##### Entries #####

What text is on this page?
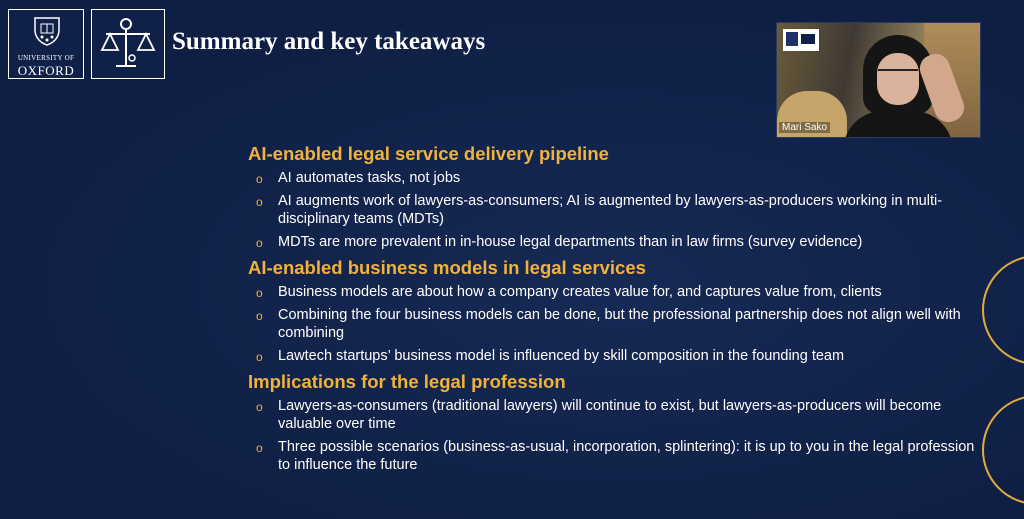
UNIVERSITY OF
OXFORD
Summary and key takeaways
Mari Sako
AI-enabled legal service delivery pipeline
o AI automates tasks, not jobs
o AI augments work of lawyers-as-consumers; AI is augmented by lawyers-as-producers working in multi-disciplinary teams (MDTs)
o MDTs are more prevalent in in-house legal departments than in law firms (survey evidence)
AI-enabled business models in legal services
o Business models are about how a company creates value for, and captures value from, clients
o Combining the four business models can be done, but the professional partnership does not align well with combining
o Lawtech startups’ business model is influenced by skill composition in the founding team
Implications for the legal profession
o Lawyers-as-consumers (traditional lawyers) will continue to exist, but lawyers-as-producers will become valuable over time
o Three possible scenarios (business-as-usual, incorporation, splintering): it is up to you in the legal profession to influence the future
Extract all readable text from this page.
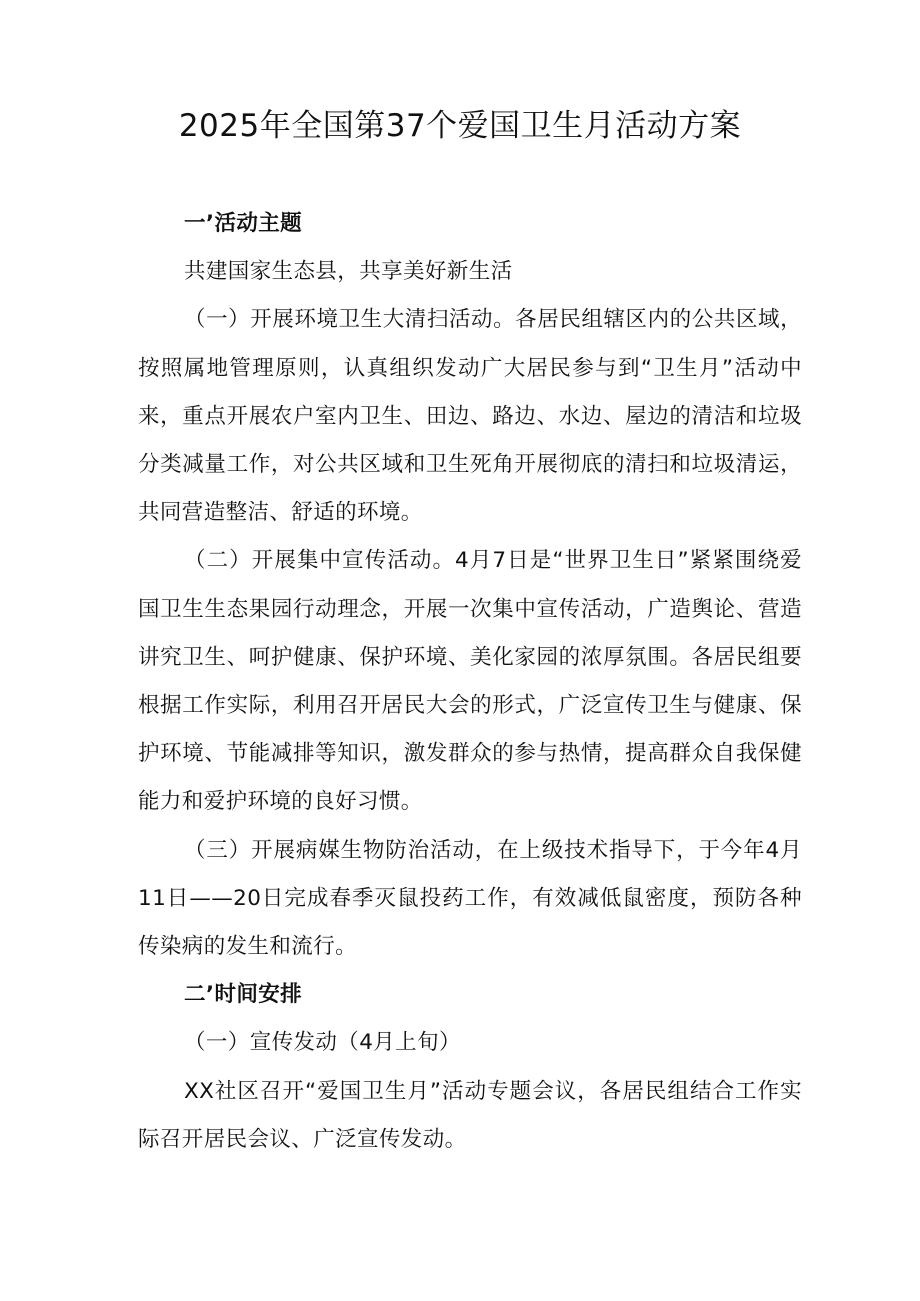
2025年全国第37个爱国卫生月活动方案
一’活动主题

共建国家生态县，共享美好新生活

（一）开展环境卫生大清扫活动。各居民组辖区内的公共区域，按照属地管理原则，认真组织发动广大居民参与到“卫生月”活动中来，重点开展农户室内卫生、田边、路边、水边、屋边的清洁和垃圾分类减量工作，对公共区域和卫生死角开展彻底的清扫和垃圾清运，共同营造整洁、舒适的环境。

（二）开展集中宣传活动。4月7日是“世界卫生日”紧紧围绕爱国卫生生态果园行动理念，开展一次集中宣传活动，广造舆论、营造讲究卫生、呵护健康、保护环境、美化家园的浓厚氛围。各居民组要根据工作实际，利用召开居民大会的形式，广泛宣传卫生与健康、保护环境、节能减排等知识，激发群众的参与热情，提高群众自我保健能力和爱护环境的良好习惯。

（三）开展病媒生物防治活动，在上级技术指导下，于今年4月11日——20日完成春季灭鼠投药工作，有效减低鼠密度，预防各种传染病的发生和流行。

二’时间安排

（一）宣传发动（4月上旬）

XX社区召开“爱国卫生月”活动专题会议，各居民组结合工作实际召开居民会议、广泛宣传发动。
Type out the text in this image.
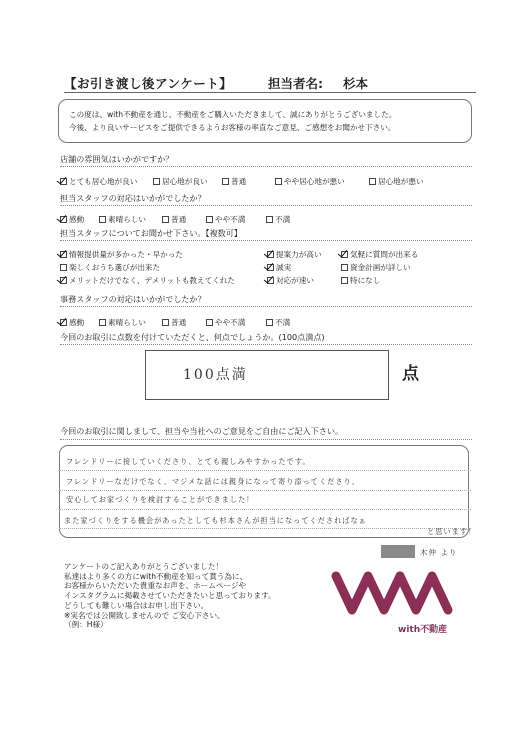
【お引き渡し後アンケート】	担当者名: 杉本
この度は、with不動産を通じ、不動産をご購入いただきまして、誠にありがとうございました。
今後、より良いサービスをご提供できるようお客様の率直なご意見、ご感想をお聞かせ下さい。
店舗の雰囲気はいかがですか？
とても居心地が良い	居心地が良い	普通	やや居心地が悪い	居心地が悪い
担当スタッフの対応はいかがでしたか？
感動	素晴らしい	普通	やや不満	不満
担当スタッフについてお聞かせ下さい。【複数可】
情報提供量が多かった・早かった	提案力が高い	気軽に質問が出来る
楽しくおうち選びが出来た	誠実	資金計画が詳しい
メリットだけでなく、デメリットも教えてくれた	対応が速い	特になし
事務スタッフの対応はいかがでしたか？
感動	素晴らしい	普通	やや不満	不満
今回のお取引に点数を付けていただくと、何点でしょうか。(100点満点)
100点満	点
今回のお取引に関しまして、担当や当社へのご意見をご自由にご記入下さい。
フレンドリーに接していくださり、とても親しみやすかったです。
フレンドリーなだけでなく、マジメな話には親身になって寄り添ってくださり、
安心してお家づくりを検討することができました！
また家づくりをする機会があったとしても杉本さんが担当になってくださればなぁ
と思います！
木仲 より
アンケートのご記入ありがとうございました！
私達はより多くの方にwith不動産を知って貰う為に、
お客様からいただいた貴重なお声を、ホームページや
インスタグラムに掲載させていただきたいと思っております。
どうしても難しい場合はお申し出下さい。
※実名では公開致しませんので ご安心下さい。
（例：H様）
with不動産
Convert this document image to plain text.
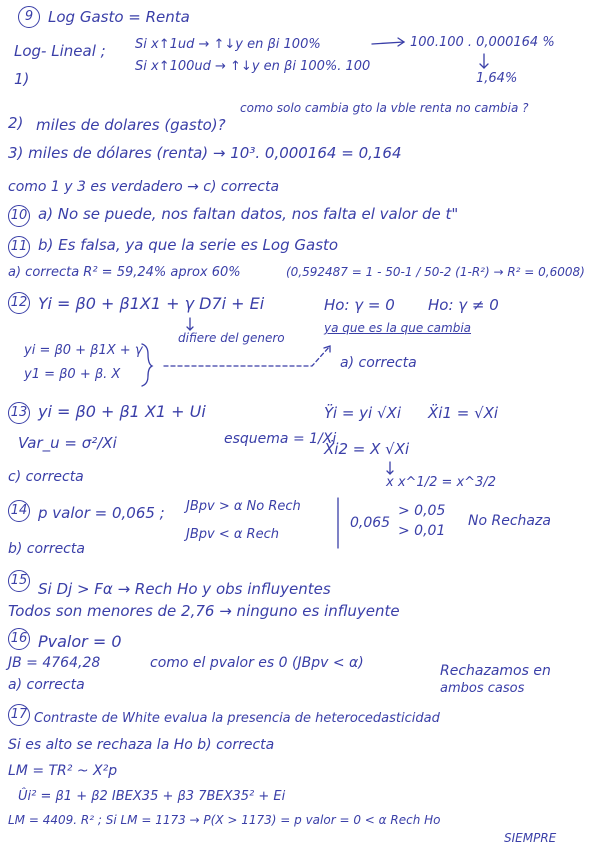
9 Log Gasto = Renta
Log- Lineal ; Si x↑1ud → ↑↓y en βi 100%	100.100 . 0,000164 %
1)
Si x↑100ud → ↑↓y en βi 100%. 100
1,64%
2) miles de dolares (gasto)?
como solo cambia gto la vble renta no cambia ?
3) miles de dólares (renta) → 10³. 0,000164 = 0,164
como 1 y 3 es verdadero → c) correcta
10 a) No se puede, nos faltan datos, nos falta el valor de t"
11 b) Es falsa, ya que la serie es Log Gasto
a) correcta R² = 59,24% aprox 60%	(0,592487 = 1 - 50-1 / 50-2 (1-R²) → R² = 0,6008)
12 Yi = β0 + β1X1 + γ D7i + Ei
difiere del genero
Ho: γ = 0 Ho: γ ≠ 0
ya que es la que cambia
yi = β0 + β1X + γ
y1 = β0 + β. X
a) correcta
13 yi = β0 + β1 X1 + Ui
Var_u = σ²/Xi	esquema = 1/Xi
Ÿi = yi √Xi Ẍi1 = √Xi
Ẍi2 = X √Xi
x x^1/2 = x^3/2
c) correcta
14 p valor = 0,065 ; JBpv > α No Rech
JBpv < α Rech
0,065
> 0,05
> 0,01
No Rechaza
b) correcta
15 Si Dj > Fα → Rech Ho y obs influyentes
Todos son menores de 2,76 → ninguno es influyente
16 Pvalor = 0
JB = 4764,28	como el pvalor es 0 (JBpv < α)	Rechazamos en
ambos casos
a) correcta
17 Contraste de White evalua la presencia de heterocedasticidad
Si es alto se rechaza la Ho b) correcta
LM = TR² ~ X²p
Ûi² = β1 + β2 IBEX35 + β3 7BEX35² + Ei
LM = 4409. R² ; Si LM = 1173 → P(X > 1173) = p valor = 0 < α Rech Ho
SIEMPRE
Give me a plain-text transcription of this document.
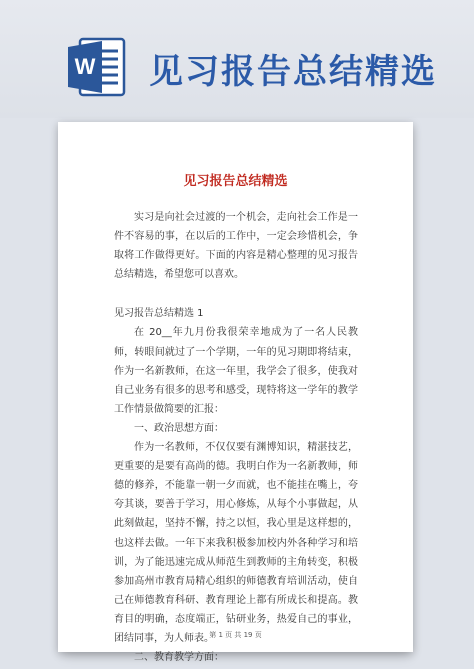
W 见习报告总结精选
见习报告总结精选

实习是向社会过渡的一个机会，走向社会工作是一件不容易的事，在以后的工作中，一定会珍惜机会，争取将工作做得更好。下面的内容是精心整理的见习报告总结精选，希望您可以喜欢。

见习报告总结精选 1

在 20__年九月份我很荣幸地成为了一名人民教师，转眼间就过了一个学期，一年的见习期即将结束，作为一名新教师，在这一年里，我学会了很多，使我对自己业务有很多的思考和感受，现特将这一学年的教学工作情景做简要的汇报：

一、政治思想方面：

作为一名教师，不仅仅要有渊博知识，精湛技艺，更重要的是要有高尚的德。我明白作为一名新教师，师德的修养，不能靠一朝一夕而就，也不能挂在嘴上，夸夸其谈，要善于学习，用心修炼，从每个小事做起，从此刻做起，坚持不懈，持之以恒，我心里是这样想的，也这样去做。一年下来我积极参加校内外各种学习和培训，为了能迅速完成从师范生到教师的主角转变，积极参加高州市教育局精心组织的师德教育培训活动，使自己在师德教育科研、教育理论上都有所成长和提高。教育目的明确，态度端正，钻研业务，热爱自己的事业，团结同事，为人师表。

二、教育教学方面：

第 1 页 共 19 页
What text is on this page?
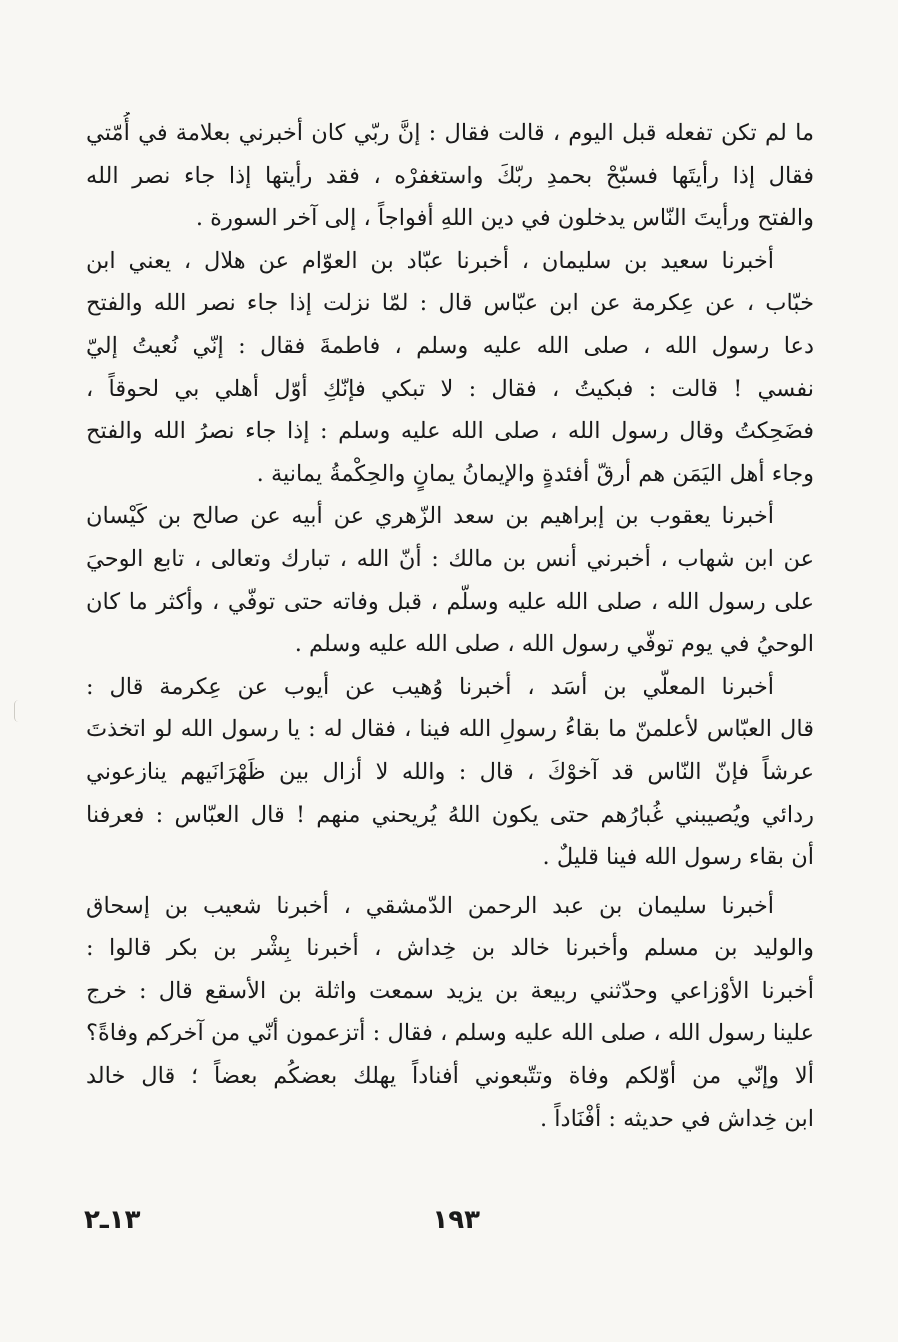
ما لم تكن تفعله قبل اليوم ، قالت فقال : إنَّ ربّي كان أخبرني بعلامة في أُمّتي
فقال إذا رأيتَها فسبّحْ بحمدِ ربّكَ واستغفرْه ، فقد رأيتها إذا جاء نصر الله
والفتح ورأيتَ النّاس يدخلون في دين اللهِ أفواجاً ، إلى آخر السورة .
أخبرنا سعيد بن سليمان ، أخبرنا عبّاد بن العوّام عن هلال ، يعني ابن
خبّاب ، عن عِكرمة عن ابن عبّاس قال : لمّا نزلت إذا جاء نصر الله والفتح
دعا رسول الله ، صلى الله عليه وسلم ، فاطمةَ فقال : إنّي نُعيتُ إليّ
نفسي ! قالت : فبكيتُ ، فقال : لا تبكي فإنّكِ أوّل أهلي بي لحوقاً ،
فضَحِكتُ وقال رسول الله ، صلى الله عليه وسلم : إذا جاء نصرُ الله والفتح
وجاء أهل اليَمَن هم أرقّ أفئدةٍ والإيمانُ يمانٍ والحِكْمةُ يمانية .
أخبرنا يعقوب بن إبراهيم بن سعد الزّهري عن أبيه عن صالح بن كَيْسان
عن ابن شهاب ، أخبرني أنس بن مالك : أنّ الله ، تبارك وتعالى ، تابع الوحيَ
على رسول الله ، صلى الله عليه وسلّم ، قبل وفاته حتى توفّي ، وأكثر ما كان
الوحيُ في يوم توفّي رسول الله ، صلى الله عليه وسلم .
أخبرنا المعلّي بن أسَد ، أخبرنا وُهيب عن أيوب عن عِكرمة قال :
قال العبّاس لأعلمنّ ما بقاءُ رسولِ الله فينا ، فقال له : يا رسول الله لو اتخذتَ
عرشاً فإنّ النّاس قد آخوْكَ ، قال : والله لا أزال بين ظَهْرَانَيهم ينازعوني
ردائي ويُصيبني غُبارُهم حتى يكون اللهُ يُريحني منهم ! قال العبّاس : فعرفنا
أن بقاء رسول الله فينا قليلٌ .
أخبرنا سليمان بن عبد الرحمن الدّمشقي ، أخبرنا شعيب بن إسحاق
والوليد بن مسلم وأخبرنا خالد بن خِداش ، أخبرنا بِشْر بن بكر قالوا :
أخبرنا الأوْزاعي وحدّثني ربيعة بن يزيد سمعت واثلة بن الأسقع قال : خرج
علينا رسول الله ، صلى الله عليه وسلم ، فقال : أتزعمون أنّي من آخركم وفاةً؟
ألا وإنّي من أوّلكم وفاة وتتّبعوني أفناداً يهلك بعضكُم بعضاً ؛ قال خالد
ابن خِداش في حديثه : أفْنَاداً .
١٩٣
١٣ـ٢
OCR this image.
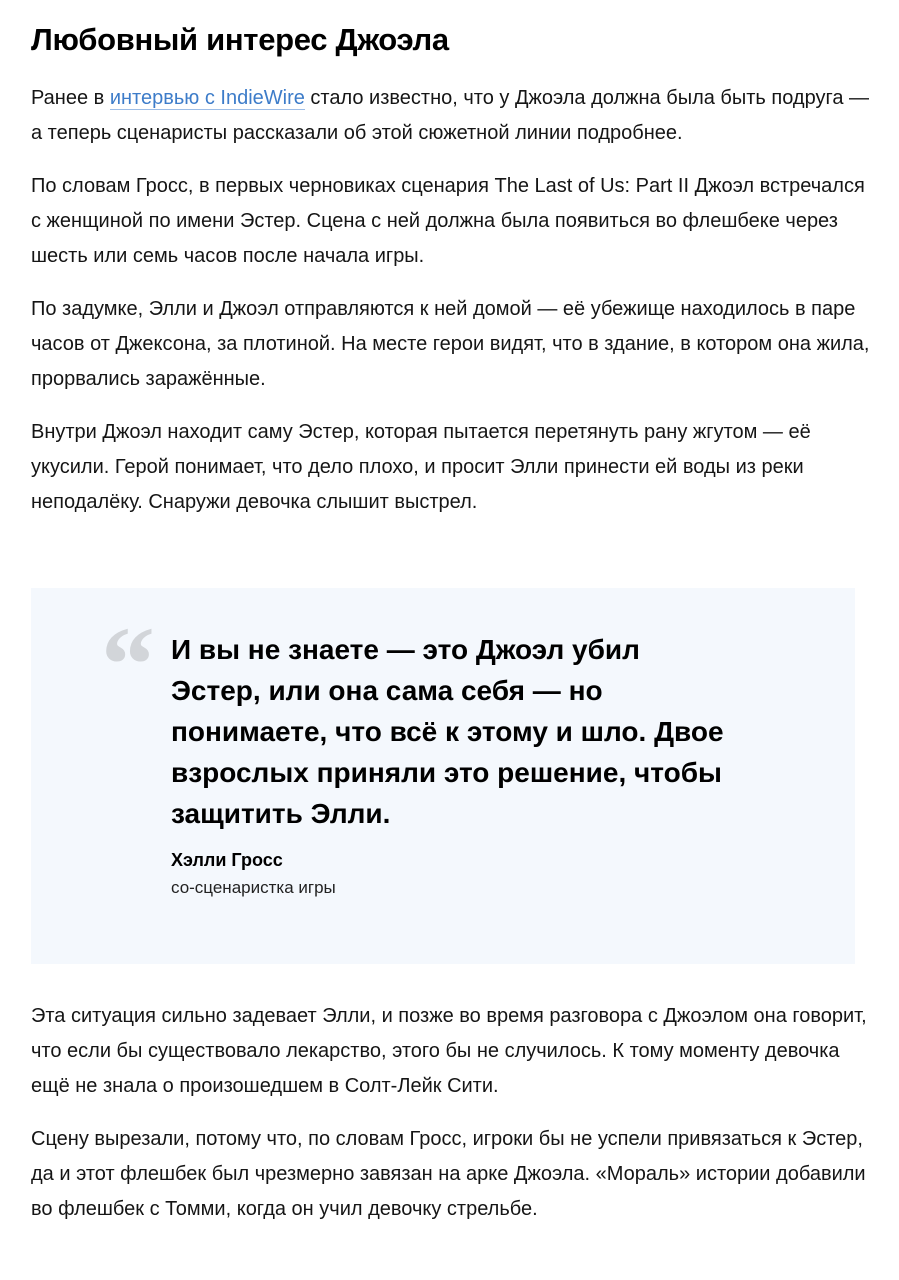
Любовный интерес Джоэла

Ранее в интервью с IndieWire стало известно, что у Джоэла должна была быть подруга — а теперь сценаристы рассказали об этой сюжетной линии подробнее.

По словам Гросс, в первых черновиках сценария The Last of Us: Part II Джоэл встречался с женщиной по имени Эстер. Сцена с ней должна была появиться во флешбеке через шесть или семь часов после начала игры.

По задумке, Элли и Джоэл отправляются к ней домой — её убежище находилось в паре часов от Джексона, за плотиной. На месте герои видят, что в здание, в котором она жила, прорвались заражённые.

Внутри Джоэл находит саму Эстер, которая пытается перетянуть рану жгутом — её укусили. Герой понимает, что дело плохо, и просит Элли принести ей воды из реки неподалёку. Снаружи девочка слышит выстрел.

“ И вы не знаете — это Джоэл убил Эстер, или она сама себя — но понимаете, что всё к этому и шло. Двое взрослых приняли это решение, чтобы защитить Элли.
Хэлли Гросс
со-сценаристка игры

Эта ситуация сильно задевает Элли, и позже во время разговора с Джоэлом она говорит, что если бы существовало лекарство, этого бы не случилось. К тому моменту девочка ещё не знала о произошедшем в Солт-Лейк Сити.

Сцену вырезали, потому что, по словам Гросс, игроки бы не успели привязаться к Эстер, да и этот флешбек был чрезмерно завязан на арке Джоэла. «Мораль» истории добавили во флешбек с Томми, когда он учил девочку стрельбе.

#####

__What you need to do__. Where a line above contains the string "cambia", copy that line.

__Final answer__.
como solo cambia gto la vble renta no cambia ?
ya que es la que cambia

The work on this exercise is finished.